• **PASSAGE TO READ**:
[Start of Attachment]

Studying the culture of migration in modern times

By Sarah Fister Gale

Julie Chu, Associate Professor of Anthropology and Social Sciences in the College

Julie Chu, Associate Professor of Anthropology and Social Sciences in the College

Migration politics has dominated the spotlight in recent months -- but for Julie Chu it’s been a career-long interest. Chu is a sociocultural anthropologist in the Department of Anthropology at the University of Chicago, and she has spent the past two decades studying mobility and migration, and how economics and social trends influence these patterns.

Chu first became interested in migration politics in the 90s as an undergrad at the University of California Berkeley, where she witnessed a steady rise in anti-immigration rhetoric. In 1994, Californian’s voted Proposition 187, a ballot initiative to create a citizenship screening system that would block illegal immigrants from using non-emergency healthcare, public schools and other services. It passed, but was later deemed unconstitutional by the State Supreme Court.

“Proposition 187 left immigrant families with no access to healthcare beyond the ER,” she says. That spurred her to launch her first medical anthropology research project at a public clinic on New York’s lower east side to explore how immigrants were addressing their healthcare needs. In her research, she met a group of Chinese immigrants who the clinic referred to as “phantom patients” because they never showed up for appointments. “It turned out that they only went to the clinic to secure health cards,” she says.

That project lead her to continue her academic path in anthropology, and to eventually get her Ph.D. at NYU’s Program in Culture and Media, which strongly influence on the style and format of her future research.

Why take the risk?

Chu’s first field site, an emigrant village in rural Fuzhou, China

While Chu studies global migration trends, much of her work has focused on Chinese immigrants. Her first book, Cosmologies of Credit: Transnational Mobility and the Politics of Destination in China (Duke University Press, 2010), looks at how immigration mobility happens by sharing the story of a woman in Fuzhou, China, who waits years to be smuggled into the US despite the cost, risk and limited job options she is likely to face.

Chu found that smugglers charge up to $70,000 to transport a migrant to the US. The trip can take months, is highly risky, and if they make it they often end up in menial restaurant jobs that barely sustain them. “It didn’t add up, why they would take on so much debt, despite knowing the risks and exploitation,” she says.

[End of Attachment]

• **DATASET**:
[Start of Attachment]

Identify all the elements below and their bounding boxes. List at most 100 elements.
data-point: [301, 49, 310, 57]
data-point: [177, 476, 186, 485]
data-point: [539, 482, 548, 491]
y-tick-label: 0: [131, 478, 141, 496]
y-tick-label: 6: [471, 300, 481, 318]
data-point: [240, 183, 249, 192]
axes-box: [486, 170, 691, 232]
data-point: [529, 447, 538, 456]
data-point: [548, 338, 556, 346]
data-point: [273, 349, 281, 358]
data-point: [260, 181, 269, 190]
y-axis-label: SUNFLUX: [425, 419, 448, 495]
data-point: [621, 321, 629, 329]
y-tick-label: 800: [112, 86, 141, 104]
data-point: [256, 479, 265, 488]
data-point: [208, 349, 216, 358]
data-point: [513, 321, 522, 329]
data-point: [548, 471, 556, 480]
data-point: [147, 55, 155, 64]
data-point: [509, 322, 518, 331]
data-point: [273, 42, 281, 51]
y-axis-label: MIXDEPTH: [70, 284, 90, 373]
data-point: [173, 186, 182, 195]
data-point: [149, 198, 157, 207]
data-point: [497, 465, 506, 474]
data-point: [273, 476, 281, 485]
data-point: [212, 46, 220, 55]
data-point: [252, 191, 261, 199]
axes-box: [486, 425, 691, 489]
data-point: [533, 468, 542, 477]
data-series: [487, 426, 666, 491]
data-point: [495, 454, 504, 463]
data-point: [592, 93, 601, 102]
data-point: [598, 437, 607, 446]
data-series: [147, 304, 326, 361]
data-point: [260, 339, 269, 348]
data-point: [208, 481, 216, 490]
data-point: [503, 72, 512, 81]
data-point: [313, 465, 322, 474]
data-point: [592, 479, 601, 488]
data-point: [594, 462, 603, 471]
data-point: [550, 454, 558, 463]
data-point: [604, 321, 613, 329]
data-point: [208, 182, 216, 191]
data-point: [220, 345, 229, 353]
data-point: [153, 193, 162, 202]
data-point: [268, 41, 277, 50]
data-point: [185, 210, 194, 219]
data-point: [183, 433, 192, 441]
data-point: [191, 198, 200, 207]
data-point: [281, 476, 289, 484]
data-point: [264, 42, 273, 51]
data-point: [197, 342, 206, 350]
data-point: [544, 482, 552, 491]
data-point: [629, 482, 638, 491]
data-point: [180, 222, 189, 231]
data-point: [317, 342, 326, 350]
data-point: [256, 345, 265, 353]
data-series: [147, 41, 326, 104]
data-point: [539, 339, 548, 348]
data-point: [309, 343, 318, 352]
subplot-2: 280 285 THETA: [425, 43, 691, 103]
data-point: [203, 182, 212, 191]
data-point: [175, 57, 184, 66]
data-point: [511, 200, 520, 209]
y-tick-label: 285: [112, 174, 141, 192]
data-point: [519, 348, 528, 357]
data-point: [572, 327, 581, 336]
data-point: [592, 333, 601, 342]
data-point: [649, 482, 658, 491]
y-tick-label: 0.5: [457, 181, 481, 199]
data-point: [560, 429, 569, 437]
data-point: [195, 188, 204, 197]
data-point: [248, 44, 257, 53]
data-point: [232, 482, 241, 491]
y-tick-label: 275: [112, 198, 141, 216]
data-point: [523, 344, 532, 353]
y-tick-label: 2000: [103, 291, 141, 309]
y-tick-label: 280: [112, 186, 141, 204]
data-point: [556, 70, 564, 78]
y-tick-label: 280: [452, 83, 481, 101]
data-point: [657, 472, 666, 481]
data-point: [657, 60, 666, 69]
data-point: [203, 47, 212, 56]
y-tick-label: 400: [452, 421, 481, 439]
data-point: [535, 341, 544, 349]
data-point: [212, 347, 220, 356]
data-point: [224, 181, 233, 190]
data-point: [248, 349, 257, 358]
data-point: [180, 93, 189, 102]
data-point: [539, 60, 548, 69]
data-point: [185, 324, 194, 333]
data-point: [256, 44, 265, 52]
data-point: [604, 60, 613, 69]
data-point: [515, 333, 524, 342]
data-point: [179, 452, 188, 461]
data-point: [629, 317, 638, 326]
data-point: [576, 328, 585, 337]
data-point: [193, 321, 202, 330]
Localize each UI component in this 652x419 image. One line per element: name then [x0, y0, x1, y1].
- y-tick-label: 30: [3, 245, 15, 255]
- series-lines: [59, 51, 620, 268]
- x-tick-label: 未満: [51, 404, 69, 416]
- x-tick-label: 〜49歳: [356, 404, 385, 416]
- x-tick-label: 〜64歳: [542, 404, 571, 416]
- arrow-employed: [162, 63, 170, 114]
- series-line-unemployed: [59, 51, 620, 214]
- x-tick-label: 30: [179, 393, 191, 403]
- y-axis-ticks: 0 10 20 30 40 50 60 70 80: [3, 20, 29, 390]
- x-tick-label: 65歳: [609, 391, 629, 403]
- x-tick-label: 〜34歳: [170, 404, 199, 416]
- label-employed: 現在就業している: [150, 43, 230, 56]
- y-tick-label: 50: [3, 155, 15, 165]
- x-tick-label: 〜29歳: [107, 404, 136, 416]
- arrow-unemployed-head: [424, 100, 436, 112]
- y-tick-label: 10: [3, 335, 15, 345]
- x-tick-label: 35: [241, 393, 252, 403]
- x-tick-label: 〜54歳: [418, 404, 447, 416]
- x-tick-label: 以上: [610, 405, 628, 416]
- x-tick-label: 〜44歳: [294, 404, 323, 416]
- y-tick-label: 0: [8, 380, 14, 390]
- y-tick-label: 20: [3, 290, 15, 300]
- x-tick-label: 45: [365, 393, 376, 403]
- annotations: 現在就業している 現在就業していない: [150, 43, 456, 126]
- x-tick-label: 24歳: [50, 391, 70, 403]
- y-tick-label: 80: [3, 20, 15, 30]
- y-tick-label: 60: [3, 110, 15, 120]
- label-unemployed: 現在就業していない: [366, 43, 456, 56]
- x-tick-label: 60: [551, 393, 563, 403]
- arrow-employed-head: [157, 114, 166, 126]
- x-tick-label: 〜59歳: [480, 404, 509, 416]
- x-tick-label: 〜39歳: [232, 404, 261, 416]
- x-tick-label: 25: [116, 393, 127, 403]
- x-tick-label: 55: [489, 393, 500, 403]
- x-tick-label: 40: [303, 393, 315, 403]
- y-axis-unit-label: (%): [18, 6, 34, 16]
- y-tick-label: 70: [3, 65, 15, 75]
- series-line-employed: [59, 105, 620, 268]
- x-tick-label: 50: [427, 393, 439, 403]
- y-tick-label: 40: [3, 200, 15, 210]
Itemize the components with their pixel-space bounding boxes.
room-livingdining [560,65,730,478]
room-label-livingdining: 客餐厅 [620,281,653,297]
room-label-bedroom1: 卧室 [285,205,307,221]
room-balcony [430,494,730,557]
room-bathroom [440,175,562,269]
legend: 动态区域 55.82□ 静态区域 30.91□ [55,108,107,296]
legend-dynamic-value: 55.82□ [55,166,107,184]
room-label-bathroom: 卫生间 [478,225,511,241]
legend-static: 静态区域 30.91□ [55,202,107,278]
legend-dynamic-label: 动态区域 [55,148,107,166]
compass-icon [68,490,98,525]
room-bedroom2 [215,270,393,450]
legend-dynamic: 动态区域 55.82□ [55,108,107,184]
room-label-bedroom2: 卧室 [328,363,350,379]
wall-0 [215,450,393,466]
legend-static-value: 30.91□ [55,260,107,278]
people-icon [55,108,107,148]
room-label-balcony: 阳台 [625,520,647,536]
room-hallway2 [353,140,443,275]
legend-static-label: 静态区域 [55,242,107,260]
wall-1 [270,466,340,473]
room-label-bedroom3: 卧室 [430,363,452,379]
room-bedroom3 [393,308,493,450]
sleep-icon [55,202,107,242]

[End of Attachment]

• **WHAT IS NEEDED**: Can you repeat the migration article from "Migration politics has" up to and including "influence these patterns.", changing "spotlight" to "headlines"?

• **RESPONSE AREA**:
Migration politics has dominated the headlines in recent months -- but for Julie Chu it’s been a career-long interest. Chu is a sociocultural anthropologist in the Department of Anthropology at the University of Chicago, and she has spent the past two decades studying mobility and migration, and how economics and social trends influence these patterns.